■ **YOUR TASK**
Pick out the lines below with "article" and list them.

(Stored data)
---

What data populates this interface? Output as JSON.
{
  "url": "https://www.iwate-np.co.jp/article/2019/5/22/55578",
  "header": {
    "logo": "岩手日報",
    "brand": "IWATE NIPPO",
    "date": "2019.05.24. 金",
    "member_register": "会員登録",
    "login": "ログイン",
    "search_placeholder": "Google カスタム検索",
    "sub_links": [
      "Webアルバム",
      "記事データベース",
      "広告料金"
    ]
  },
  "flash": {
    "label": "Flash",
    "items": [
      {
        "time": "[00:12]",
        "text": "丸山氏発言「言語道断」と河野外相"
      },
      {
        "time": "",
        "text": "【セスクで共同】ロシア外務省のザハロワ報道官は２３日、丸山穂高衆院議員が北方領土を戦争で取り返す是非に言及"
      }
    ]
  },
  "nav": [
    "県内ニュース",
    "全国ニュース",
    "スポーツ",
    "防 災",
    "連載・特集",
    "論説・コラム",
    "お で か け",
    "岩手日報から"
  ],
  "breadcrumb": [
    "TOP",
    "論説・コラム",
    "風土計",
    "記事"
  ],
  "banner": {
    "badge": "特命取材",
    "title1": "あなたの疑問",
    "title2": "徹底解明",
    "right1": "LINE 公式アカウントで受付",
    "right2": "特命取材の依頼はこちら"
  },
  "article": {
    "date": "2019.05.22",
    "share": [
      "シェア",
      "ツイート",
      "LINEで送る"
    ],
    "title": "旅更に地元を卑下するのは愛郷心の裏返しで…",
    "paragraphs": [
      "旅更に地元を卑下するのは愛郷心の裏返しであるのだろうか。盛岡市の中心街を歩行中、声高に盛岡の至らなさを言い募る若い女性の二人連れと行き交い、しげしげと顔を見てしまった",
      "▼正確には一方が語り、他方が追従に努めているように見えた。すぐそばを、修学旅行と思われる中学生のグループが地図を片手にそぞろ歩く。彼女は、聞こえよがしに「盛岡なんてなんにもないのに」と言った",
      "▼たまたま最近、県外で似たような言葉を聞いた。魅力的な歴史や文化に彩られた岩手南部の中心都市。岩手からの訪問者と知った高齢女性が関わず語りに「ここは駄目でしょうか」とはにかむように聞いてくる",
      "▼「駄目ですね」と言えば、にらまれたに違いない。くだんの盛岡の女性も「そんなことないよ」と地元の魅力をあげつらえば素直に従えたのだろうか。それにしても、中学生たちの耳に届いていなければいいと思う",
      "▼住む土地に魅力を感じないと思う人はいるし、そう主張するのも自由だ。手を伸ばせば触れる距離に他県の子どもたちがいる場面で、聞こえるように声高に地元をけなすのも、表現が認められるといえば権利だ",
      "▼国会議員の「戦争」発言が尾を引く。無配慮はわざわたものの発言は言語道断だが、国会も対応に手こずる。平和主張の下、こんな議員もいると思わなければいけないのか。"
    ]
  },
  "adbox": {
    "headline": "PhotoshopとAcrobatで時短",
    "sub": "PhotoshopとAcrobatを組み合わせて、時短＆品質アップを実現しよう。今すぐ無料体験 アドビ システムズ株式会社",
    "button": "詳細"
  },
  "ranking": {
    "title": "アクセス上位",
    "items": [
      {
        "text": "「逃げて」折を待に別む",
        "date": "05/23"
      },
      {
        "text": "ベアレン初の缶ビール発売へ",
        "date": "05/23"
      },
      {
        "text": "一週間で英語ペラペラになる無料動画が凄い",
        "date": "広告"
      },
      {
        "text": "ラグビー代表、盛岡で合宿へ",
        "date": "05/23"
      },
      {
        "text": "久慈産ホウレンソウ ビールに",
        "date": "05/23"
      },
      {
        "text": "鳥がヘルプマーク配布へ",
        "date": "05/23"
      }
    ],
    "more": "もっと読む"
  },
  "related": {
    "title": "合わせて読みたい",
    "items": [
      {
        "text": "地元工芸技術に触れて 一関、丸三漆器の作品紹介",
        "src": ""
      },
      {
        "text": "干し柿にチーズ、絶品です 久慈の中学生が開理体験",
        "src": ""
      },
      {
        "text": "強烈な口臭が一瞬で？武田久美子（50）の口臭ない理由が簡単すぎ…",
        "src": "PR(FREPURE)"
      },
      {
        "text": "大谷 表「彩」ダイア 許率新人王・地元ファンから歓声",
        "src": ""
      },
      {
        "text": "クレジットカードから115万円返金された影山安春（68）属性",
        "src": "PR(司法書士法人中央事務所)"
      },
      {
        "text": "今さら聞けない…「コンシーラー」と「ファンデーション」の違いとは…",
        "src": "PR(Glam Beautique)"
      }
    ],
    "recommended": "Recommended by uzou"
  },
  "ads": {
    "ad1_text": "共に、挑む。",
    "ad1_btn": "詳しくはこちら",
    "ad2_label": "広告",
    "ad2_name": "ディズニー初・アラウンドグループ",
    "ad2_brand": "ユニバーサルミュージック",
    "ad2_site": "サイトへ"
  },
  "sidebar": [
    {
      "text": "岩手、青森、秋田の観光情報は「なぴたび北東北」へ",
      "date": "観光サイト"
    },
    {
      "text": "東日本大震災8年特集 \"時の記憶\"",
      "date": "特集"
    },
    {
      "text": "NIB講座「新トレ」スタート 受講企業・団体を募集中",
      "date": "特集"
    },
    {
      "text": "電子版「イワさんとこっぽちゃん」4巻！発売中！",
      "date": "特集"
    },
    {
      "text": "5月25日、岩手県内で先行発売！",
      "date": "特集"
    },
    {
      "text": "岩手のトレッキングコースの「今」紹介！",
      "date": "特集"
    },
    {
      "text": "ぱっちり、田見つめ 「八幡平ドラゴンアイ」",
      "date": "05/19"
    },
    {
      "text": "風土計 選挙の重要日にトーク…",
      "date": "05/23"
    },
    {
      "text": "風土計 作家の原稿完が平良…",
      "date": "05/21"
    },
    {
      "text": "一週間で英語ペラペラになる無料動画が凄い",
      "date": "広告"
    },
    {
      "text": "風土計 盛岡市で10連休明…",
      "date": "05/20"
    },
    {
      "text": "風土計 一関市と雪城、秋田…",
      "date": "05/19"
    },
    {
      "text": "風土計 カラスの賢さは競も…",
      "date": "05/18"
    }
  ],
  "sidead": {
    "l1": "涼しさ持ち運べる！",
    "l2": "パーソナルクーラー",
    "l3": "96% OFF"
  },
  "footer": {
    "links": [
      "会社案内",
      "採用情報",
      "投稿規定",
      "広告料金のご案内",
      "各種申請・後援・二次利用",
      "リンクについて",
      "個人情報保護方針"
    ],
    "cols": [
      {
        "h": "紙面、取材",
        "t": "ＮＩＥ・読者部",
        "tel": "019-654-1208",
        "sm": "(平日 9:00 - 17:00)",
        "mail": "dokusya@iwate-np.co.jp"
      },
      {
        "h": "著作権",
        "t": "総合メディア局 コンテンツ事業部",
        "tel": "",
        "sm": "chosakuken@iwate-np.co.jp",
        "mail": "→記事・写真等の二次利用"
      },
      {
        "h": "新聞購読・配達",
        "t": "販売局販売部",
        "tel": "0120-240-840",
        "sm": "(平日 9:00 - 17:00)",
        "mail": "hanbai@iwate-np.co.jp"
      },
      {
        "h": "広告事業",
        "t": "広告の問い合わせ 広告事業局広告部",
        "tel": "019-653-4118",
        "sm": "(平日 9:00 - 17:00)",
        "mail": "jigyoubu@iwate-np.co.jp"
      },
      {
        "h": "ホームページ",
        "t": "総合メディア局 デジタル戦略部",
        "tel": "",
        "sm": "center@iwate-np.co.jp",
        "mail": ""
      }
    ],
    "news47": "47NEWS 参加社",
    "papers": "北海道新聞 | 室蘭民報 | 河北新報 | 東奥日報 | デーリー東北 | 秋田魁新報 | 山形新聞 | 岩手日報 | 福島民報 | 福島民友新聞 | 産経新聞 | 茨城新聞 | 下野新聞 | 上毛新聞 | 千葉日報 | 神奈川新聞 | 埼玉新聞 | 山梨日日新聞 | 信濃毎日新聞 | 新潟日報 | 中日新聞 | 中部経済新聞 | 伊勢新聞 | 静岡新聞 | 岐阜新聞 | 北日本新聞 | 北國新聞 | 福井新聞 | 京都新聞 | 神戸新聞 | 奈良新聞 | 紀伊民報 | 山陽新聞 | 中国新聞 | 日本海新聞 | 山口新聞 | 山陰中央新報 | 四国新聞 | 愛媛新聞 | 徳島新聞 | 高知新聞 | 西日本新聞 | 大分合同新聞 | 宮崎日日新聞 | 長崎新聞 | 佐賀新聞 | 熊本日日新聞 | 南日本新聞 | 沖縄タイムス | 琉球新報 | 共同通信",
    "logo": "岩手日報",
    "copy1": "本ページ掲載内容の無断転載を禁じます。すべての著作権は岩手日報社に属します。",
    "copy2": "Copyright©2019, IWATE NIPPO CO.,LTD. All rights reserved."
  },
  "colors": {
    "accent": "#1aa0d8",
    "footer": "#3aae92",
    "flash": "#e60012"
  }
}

---

■ **REPLY**
  "url": "https://www.iwate-np.co.jp/article/2019/5/22/55578",
  "article": {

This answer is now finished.